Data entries

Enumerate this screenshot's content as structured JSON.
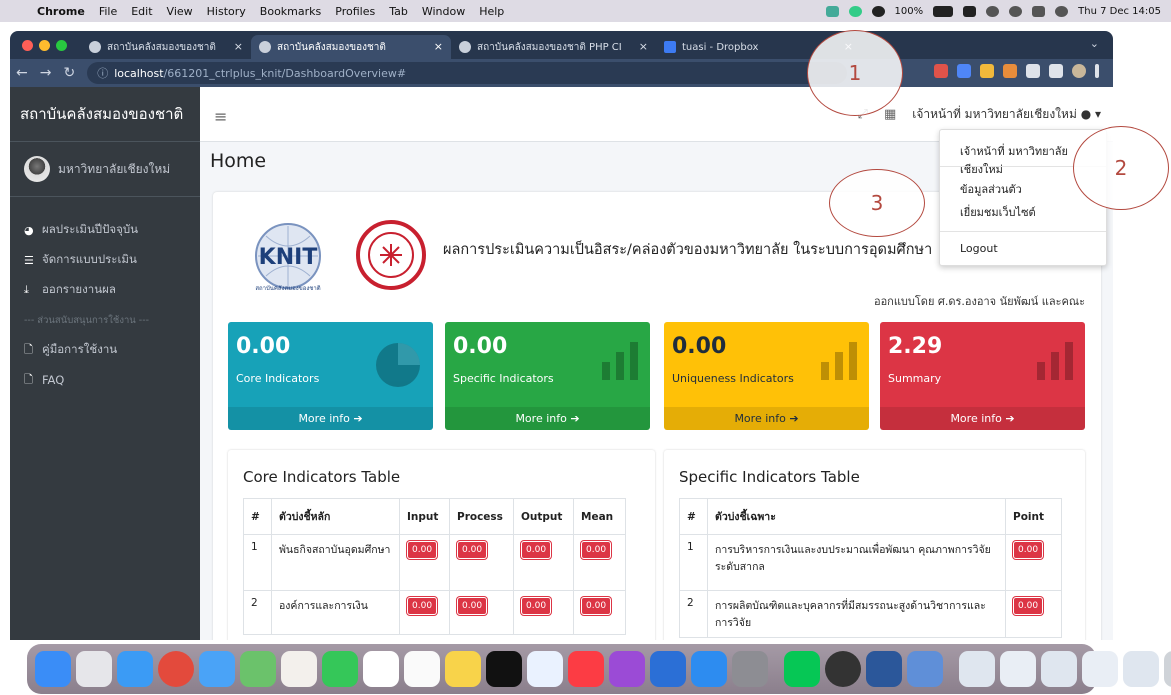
{
  "macbar": {
    "app": "Chrome",
    "menus": [
      "File",
      "Edit",
      "View",
      "History",
      "Bookmarks",
      "Profiles",
      "Tab",
      "Window",
      "Help"
    ],
    "battery": "100%",
    "clock": "Thu 7 Dec  14:05"
  },
  "browser": {
    "tabs": [
      {
        "title": "สถาบันคลังสมองของชาติ"
      },
      {
        "title": "สถาบันคลังสมองของชาติ"
      },
      {
        "title": "สถาบันคลังสมองของชาติ PHP CI"
      },
      {
        "title": "tuasi - Dropbox"
      }
    ],
    "url_host": "localhost",
    "url_path": "/661201_ctrlplus_knit/DashboardOverview#"
  },
  "sidebar": {
    "brand": "สถาบันคลังสมองของชาติ",
    "user": "มหาวิทยาลัยเชียงใหม่",
    "items": [
      {
        "label": "ผลประเมินปีปัจจุบัน",
        "icon": "chart-pie-icon"
      },
      {
        "label": "จัดการแบบประเมิน",
        "icon": "list-icon"
      },
      {
        "label": "ออกรายงานผล",
        "icon": "download-icon"
      }
    ],
    "section_header": "--- ส่วนสนับสนุนการใช้งาน ---",
    "support": [
      {
        "label": "คู่มือการใช้งาน",
        "icon": "file-icon"
      },
      {
        "label": "FAQ",
        "icon": "file-icon"
      }
    ]
  },
  "topnav": {
    "account_label": "เจ้าหน้าที่ มหาวิทยาลัยเชียงใหม่"
  },
  "dropdown": {
    "header": "เจ้าหน้าที่ มหาวิทยาลัยเชียงใหม่",
    "profile": "ข้อมูลส่วนตัว",
    "visit_site": "เยี่ยมชมเว็บไซต์",
    "logout": "Logout"
  },
  "page": {
    "title": "Home",
    "heading": "ผลการประเมินความเป็นอิสระ/คล่องตัวของมหาวิทยาลัย ในระบบการอุดมศึกษา",
    "designed_by": "ออกแบบโดย ศ.ดร.องอาจ นัยพัฒน์ และคณะ",
    "logo_text": "KNIT",
    "logo_sub": "สถาบันคลังสมองของชาติ"
  },
  "boxes": [
    {
      "value": "0.00",
      "label": "Core Indicators",
      "more": "More info",
      "color": "#17a2b8"
    },
    {
      "value": "0.00",
      "label": "Specific Indicators",
      "more": "More info",
      "color": "#28a745"
    },
    {
      "value": "0.00",
      "label": "Uniqueness Indicators",
      "more": "More info",
      "color": "#ffc107"
    },
    {
      "value": "2.29",
      "label": "Summary",
      "more": "More info",
      "color": "#dc3545"
    }
  ],
  "core_table": {
    "title": "Core Indicators Table",
    "headers": [
      "#",
      "ตัวบ่งชี้หลัก",
      "Input",
      "Process",
      "Output",
      "Mean"
    ],
    "rows": [
      {
        "no": "1",
        "name": "พันธกิจสถาบันอุดมศึกษา",
        "input": "0.00",
        "process": "0.00",
        "output": "0.00",
        "mean": "0.00"
      },
      {
        "no": "2",
        "name": "องค์การและการเงิน",
        "input": "0.00",
        "process": "0.00",
        "output": "0.00",
        "mean": "0.00"
      }
    ]
  },
  "specific_table": {
    "title": "Specific Indicators Table",
    "headers": [
      "#",
      "ตัวบ่งชี้เฉพาะ",
      "Point"
    ],
    "rows": [
      {
        "no": "1",
        "name": "การบริหารการเงินและงบประมาณเพื่อพัฒนา คุณภาพการวิจัยระดับสากล",
        "point": "0.00"
      },
      {
        "no": "2",
        "name": "การผลิตบัณฑิตและบุคลากรที่มีสมรรถนะสูงด้านวิชาการและการวิจัย",
        "point": "0.00"
      }
    ]
  },
  "callouts": [
    "1",
    "2",
    "3"
  ]
}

**Work to complete**
Search the entries for the string "color" and collect each line that has it.

**Solution to this exercise**
      "color": "#17a2b8"
      "color": "#28a745"
      "color": "#ffc107"
      "color": "#dc3545"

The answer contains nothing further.